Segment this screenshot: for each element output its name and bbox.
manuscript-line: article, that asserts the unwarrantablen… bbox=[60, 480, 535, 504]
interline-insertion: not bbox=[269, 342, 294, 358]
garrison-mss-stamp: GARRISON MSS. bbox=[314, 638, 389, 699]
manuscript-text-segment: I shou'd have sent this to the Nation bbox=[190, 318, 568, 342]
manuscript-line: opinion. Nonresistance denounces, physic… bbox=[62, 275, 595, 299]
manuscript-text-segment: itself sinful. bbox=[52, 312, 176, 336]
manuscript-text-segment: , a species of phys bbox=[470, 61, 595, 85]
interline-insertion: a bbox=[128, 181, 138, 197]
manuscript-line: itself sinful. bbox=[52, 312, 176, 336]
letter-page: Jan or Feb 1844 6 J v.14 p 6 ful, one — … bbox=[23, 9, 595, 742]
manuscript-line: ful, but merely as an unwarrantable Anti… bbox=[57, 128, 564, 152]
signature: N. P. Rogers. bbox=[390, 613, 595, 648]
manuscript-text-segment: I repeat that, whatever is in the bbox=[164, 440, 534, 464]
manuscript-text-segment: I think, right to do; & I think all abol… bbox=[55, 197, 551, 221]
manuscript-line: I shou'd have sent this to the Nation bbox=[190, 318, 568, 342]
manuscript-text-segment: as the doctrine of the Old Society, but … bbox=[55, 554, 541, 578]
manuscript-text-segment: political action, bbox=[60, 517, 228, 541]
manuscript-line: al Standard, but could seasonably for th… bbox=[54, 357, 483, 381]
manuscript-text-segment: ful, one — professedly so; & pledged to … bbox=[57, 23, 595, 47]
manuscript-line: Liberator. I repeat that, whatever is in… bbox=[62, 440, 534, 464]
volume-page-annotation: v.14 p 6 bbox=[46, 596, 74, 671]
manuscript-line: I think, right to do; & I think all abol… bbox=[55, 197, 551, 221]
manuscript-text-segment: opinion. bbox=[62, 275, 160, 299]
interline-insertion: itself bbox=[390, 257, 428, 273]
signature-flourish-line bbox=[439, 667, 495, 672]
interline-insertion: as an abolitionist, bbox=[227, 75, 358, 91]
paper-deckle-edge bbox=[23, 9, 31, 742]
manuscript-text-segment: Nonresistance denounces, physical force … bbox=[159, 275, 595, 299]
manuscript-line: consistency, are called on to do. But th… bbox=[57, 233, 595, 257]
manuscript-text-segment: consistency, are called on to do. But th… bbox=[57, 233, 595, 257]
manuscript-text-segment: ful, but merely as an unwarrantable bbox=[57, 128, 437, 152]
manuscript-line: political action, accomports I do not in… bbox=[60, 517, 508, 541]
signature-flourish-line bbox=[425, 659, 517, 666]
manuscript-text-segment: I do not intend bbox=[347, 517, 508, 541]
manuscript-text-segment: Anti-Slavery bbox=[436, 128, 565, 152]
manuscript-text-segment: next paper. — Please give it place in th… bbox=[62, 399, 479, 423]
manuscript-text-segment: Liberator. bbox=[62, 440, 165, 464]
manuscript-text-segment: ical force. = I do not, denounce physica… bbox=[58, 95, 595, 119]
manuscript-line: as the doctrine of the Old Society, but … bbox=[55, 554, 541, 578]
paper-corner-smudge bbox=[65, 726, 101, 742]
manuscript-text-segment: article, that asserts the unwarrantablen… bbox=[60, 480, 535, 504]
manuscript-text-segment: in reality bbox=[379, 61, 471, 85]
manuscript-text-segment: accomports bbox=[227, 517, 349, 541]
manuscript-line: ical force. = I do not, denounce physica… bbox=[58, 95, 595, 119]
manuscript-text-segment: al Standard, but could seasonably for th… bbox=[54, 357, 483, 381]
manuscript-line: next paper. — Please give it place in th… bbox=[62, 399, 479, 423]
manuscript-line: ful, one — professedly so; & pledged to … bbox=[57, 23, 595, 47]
------------------------------------------------
Retype every line of the items above exactly, with no changes.

> [Exercise solution]
Segment this screenshot: for each element output its name and bbox.
manuscript-line: article, that asserts the unwarrantablen… bbox=[60, 480, 535, 504]
interline-insertion: not bbox=[269, 342, 294, 358]
garrison-mss-stamp: GARRISON MSS. bbox=[314, 638, 389, 699]
manuscript-text-segment: I shou'd have sent this to the Nation bbox=[190, 318, 568, 342]
manuscript-line: opinion. Nonresistance denounces, physic… bbox=[62, 275, 595, 299]
manuscript-text-segment: itself sinful. bbox=[52, 312, 176, 336]
manuscript-text-segment: , a species of phys bbox=[470, 61, 595, 85]
interline-insertion: a bbox=[128, 181, 138, 197]
manuscript-line: itself sinful. bbox=[52, 312, 176, 336]
letter-page: Jan or Feb 1844 6 J v.14 p 6 ful, one — … bbox=[23, 9, 595, 742]
manuscript-line: ful, but merely as an unwarrantable Anti… bbox=[57, 128, 564, 152]
signature: N. P. Rogers. bbox=[390, 613, 595, 648]
manuscript-text-segment: I repeat that, whatever is in the bbox=[164, 440, 534, 464]
manuscript-text-segment: I think, right to do; & I think all abol… bbox=[55, 197, 551, 221]
manuscript-line: I shou'd have sent this to the Nation bbox=[190, 318, 568, 342]
manuscript-text-segment: as the doctrine of the Old Society, but … bbox=[55, 554, 541, 578]
manuscript-text-segment: political action, bbox=[60, 517, 228, 541]
manuscript-line: al Standard, but could seasonably for th… bbox=[54, 357, 483, 381]
manuscript-text-segment: ful, one — professedly so; & pledged to … bbox=[57, 23, 595, 47]
manuscript-line: Liberator. I repeat that, whatever is in… bbox=[62, 440, 534, 464]
volume-page-annotation: v.14 p 6 bbox=[46, 596, 74, 671]
manuscript-line: I think, right to do; & I think all abol… bbox=[55, 197, 551, 221]
manuscript-text-segment: opinion. bbox=[62, 275, 160, 299]
interline-insertion: itself bbox=[390, 257, 428, 273]
signature-flourish-line bbox=[439, 667, 495, 672]
interline-insertion: as an abolitionist, bbox=[227, 75, 358, 91]
paper-deckle-edge bbox=[23, 9, 31, 742]
manuscript-text-segment: Nonresistance denounces, physical force … bbox=[159, 275, 595, 299]
manuscript-line: consistency, are called on to do. But th… bbox=[57, 233, 595, 257]
manuscript-text-segment: consistency, are called on to do. But th… bbox=[57, 233, 595, 257]
manuscript-text-segment: ful, but merely as an unwarrantable bbox=[57, 128, 437, 152]
manuscript-line: political action, accomports I do not in… bbox=[60, 517, 508, 541]
signature-flourish-line bbox=[425, 659, 517, 666]
manuscript-text-segment: I do not intend bbox=[347, 517, 508, 541]
manuscript-text-segment: Anti-Slavery bbox=[436, 128, 565, 152]
manuscript-text-segment: next paper. — Please give it place in th… bbox=[62, 399, 479, 423]
manuscript-text-segment: Liberator. bbox=[62, 440, 165, 464]
manuscript-text-segment: ical force. = I do not, denounce physica… bbox=[58, 95, 595, 119]
manuscript-line: as the doctrine of the Old Society, but … bbox=[55, 554, 541, 578]
paper-corner-smudge bbox=[65, 726, 101, 742]
manuscript-text-segment: article, that asserts the unwarrantablen… bbox=[60, 480, 535, 504]
manuscript-text-segment: in reality bbox=[379, 61, 471, 85]
manuscript-text-segment: accomports bbox=[227, 517, 349, 541]
manuscript-line: ical force. = I do not, denounce physica… bbox=[58, 95, 595, 119]
manuscript-text-segment: al Standard, but could seasonably for th… bbox=[54, 357, 483, 381]
manuscript-line: next paper. — Please give it place in th… bbox=[62, 399, 479, 423]
manuscript-line: ful, one — professedly so; & pledged to … bbox=[57, 23, 595, 47]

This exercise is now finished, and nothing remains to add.